Pull every line containing the word "text" from the records.

========================================================================

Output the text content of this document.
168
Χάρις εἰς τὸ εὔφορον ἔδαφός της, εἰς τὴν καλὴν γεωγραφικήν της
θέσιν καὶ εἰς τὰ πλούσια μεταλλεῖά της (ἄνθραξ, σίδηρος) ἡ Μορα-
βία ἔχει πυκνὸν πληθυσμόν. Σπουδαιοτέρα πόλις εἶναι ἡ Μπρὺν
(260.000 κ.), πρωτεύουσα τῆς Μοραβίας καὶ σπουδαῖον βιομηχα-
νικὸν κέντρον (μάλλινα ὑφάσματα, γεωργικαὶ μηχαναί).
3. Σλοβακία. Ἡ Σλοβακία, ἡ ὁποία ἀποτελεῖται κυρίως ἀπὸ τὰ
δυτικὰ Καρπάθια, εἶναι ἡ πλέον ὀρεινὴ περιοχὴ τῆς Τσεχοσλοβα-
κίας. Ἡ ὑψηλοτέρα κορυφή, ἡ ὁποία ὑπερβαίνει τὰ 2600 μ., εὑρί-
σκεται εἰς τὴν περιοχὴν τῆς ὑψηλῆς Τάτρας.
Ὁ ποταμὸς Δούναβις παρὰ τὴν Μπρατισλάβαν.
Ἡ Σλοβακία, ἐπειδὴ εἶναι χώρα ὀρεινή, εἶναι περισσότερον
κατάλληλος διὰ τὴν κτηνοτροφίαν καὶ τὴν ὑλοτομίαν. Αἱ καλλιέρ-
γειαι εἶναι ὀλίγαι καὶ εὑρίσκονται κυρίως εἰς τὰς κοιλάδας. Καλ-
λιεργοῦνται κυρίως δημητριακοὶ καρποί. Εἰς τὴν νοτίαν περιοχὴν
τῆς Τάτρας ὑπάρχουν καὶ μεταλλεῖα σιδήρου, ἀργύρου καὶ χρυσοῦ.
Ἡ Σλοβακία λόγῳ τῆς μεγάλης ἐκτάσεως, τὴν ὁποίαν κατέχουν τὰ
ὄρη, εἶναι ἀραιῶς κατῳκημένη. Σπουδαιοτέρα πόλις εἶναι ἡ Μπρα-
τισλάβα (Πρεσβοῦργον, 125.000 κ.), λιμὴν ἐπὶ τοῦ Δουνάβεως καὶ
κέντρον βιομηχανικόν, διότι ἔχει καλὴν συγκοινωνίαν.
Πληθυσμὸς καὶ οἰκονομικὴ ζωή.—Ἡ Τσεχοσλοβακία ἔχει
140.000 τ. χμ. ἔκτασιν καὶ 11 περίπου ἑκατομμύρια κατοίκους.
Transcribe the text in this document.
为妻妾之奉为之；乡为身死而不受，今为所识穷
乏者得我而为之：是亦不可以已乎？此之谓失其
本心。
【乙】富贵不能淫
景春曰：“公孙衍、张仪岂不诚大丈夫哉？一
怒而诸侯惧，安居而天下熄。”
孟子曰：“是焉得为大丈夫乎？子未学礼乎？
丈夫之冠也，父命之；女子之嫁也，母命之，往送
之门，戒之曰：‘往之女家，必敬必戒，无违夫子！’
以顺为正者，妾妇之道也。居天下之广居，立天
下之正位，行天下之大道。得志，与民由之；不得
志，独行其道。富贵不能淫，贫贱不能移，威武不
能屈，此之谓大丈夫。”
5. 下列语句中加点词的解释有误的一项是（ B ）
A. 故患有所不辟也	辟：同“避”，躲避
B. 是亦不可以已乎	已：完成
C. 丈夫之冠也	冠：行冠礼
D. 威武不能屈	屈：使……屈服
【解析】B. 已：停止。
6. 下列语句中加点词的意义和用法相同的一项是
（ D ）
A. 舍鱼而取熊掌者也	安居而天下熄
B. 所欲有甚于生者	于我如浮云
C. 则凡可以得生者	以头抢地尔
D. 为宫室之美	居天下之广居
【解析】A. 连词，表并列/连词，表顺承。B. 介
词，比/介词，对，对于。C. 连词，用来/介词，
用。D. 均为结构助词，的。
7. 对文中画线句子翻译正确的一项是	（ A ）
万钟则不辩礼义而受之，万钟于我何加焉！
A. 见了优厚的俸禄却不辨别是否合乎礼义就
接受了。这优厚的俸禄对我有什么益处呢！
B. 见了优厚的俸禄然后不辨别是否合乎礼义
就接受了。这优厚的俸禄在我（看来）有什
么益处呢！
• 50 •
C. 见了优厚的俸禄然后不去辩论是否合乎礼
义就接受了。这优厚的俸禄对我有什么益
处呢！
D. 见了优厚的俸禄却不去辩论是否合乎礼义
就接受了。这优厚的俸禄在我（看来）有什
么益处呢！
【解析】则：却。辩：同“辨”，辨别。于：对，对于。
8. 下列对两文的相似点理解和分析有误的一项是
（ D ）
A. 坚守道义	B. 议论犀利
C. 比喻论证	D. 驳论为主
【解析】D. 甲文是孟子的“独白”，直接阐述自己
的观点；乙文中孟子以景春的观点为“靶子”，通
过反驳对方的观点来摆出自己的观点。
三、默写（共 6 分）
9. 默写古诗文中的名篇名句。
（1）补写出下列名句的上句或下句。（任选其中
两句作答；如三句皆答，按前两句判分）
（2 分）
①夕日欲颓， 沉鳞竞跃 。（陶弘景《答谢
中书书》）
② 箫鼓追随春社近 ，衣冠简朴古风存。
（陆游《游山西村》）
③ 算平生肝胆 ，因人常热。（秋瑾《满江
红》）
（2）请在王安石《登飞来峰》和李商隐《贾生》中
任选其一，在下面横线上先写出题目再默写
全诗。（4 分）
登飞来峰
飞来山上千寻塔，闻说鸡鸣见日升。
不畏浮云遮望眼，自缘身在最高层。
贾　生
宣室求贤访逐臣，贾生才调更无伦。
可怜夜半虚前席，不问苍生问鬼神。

========================================================================

(THE ANSWER):
Output the text content of this document.
Transcribe the text in this document.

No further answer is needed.